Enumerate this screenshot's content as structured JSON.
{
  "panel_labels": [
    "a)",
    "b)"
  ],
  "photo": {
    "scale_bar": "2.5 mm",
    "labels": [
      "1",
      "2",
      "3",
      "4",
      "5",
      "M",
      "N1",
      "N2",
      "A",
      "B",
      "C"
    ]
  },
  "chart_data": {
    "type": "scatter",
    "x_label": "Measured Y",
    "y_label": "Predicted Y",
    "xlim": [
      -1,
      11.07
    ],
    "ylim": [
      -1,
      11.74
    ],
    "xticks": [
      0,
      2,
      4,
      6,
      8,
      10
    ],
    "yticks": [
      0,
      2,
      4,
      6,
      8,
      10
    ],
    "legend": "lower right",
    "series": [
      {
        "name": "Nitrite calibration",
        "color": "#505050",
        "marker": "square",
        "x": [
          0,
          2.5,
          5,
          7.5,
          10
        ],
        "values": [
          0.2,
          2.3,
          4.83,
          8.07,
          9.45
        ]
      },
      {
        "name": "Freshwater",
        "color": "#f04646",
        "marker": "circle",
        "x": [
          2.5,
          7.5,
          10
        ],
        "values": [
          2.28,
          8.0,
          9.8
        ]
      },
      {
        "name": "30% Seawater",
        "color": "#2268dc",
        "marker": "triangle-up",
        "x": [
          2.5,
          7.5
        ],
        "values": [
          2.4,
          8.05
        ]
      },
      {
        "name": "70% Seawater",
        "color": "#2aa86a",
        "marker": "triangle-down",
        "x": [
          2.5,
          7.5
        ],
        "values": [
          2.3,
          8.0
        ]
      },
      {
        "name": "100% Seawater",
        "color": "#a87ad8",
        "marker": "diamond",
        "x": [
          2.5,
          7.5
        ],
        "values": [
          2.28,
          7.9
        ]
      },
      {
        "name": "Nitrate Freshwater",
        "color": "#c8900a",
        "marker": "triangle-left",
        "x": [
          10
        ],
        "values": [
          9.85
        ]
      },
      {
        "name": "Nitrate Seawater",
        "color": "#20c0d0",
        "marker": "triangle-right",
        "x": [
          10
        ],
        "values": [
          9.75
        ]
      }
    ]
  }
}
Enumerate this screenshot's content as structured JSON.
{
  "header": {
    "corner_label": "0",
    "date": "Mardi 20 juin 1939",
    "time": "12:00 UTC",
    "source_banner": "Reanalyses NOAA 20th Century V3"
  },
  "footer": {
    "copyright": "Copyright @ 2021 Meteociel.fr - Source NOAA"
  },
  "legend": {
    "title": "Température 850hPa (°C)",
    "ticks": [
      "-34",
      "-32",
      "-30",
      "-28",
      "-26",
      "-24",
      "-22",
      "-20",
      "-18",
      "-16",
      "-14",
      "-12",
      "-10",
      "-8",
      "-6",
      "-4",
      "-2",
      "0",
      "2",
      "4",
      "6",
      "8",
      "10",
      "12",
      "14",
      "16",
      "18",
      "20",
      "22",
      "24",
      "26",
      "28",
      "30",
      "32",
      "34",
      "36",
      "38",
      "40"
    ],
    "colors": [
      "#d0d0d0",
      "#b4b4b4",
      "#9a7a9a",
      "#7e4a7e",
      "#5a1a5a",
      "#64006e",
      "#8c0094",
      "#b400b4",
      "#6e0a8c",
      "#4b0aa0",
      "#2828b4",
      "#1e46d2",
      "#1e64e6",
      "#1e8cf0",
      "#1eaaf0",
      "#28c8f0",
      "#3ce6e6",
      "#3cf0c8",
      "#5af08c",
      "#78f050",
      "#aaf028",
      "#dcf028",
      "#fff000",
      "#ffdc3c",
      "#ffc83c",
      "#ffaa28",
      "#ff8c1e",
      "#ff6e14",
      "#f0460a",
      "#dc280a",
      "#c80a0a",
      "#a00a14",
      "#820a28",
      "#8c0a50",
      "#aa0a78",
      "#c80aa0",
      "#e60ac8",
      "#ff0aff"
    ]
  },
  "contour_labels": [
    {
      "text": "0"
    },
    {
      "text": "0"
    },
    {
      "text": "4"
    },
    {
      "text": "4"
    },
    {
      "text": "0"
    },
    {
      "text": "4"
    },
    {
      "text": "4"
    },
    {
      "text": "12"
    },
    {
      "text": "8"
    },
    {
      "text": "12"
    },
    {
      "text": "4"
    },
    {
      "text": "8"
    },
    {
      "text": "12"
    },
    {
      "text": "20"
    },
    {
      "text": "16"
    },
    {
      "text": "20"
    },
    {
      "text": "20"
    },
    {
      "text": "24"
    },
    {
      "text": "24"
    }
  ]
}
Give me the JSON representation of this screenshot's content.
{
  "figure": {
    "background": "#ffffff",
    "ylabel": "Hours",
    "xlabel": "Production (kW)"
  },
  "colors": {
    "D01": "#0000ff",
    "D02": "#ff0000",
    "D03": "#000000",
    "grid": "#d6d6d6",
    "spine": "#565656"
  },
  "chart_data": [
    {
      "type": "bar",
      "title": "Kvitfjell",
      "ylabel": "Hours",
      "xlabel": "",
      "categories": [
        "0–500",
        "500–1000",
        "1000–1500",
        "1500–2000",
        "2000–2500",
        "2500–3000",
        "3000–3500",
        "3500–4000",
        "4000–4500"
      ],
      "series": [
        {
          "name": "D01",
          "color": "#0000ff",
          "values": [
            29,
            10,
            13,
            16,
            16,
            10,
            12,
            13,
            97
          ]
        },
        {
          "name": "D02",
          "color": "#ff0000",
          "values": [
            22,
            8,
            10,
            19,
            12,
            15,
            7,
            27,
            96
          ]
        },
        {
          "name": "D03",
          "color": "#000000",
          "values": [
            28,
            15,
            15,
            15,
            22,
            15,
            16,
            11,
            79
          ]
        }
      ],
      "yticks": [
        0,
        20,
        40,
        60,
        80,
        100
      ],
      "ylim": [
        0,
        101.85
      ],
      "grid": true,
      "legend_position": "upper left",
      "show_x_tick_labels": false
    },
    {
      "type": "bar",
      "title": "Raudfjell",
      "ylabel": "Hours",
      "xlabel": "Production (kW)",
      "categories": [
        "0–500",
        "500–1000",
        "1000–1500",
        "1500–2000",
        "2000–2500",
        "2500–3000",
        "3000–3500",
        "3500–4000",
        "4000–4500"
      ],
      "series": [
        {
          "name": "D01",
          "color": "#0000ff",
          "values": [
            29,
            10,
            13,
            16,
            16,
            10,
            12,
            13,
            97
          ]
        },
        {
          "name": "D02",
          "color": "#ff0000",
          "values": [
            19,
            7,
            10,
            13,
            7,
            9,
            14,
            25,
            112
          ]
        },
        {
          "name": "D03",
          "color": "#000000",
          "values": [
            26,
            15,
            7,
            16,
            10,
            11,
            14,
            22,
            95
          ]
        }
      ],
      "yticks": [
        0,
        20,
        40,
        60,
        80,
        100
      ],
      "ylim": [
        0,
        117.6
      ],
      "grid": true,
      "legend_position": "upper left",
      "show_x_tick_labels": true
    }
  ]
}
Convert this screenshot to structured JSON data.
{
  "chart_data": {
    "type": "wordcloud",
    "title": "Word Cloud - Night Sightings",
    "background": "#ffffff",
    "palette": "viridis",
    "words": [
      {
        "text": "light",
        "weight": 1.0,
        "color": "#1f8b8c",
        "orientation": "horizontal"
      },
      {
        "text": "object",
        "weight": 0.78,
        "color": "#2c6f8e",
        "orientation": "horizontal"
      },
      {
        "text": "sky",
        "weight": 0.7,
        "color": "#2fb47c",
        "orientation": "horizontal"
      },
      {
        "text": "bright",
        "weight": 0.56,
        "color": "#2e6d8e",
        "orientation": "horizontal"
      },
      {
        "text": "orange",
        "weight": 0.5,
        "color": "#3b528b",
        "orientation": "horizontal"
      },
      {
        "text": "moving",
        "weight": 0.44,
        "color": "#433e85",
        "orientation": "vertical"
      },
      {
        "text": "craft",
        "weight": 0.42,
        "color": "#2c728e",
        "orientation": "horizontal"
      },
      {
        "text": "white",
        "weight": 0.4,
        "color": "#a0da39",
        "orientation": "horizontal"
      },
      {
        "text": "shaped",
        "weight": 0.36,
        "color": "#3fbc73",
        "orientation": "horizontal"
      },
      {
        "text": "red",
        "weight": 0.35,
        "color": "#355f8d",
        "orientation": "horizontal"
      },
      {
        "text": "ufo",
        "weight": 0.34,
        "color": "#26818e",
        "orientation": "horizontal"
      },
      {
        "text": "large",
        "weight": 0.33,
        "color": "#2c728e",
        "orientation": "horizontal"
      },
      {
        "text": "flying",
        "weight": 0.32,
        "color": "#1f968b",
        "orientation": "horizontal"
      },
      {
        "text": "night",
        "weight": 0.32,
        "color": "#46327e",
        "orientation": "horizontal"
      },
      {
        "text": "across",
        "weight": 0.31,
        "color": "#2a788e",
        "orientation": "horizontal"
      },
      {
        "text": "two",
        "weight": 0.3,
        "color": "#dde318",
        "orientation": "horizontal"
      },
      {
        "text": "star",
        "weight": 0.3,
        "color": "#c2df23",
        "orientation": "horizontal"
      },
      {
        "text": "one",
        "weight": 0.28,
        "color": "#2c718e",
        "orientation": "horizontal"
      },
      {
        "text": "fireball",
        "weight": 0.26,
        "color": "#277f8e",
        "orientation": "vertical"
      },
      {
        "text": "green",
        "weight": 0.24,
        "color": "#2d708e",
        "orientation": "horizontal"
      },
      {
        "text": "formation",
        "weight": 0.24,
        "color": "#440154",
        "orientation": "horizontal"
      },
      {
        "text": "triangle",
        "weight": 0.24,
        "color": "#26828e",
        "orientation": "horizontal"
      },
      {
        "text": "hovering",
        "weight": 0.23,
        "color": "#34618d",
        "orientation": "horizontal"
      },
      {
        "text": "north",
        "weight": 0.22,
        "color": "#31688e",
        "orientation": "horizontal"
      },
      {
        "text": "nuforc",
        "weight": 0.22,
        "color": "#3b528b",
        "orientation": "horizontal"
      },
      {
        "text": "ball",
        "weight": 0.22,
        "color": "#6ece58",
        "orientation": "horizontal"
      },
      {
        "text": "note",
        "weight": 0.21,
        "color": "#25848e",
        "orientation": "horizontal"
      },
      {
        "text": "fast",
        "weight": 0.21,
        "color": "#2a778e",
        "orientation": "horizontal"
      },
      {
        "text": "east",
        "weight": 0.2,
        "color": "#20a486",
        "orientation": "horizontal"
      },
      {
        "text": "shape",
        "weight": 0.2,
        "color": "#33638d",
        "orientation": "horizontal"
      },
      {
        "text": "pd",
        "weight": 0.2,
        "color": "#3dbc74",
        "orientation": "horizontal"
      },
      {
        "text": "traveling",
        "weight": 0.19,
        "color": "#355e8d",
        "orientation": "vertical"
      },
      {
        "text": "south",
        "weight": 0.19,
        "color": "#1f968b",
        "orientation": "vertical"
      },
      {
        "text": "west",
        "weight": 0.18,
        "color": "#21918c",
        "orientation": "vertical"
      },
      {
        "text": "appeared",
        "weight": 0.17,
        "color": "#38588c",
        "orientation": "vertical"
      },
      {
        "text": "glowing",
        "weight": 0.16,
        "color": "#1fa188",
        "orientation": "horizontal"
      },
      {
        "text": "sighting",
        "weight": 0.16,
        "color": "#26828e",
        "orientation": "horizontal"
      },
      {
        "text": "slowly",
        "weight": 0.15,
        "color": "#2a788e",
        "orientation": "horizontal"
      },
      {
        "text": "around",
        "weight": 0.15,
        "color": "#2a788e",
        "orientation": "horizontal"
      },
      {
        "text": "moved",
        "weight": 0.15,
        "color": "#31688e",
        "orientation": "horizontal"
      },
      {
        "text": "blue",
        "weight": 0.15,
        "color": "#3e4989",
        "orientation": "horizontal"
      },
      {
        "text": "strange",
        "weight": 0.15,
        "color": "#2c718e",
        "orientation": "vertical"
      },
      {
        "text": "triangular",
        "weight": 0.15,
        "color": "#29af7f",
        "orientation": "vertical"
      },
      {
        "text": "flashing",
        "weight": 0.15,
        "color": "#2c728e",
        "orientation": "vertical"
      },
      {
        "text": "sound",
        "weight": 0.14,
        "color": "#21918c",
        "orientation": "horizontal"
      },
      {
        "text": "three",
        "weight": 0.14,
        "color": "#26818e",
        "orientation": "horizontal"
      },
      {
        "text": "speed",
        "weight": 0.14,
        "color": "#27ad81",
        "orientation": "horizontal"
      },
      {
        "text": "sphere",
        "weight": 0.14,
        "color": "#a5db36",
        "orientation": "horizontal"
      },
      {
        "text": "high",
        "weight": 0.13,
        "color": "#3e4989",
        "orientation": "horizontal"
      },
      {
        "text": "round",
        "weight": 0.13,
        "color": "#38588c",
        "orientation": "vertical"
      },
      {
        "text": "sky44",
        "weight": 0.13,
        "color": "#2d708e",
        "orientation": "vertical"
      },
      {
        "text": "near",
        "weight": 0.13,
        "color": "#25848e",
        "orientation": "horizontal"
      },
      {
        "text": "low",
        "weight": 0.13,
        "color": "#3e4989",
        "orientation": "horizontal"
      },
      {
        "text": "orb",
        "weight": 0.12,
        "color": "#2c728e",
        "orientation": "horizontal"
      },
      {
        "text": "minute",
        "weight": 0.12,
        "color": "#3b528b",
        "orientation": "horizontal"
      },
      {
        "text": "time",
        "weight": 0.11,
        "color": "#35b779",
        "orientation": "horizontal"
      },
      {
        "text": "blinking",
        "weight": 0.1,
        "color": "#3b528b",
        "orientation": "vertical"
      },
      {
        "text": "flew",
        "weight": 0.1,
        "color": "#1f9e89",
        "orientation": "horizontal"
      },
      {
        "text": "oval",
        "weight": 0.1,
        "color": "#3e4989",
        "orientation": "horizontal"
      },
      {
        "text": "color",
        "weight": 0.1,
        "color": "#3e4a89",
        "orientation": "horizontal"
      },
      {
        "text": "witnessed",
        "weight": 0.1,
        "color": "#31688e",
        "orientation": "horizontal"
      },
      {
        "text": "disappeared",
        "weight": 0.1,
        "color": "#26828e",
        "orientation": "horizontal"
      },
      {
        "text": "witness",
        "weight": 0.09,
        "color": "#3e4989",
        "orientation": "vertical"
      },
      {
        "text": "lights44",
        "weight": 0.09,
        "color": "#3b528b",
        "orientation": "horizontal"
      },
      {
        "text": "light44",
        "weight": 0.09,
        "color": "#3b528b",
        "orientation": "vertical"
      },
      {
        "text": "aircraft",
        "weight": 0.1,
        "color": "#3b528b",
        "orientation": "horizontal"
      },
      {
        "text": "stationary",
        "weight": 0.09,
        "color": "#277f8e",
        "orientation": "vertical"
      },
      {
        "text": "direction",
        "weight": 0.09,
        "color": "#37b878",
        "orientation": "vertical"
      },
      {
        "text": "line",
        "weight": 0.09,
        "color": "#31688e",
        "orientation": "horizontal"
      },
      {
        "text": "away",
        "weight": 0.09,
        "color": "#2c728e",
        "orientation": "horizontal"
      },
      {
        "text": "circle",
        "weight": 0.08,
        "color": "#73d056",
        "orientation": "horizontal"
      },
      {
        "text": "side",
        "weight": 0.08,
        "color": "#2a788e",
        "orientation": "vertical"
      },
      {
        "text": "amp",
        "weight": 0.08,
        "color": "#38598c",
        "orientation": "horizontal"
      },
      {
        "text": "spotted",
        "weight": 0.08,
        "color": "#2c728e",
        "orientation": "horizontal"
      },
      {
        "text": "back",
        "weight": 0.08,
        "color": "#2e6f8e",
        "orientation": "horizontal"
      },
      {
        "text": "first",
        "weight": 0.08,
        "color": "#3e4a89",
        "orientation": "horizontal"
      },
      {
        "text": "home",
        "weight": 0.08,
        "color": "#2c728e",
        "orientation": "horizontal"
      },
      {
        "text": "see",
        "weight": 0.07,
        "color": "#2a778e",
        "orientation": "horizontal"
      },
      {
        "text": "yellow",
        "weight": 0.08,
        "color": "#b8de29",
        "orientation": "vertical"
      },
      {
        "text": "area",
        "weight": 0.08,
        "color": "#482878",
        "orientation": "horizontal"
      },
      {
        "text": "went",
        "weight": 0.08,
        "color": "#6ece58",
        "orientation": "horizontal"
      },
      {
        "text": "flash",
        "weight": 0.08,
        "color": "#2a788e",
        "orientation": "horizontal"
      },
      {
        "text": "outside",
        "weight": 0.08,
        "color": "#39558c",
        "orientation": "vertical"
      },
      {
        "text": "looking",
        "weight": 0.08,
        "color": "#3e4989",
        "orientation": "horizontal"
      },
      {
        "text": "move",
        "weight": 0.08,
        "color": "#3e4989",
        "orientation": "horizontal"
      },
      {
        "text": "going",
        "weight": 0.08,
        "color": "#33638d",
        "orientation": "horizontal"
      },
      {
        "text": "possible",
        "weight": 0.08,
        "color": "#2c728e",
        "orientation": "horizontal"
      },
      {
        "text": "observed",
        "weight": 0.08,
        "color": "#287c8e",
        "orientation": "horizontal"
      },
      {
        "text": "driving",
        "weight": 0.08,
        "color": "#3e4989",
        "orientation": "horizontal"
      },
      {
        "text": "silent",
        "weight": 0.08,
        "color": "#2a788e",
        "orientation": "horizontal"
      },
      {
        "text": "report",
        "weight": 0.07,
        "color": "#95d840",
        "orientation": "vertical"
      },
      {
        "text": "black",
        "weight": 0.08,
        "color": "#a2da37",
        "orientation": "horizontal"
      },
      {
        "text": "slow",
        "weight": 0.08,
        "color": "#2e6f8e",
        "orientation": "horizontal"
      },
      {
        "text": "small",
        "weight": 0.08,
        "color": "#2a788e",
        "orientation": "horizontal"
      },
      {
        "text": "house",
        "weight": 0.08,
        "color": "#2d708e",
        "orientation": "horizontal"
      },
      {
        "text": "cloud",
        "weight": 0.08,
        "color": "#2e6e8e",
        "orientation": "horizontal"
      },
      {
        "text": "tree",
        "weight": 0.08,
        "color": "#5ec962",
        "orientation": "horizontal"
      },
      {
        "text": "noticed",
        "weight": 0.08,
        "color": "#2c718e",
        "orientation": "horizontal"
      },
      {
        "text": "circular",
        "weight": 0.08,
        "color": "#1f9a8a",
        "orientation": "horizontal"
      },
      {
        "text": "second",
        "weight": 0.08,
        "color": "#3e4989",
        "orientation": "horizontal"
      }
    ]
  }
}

- - - - -

### Aim:
Going over the lines above, work out how many include "triangle", then give only that number.

### Response:
5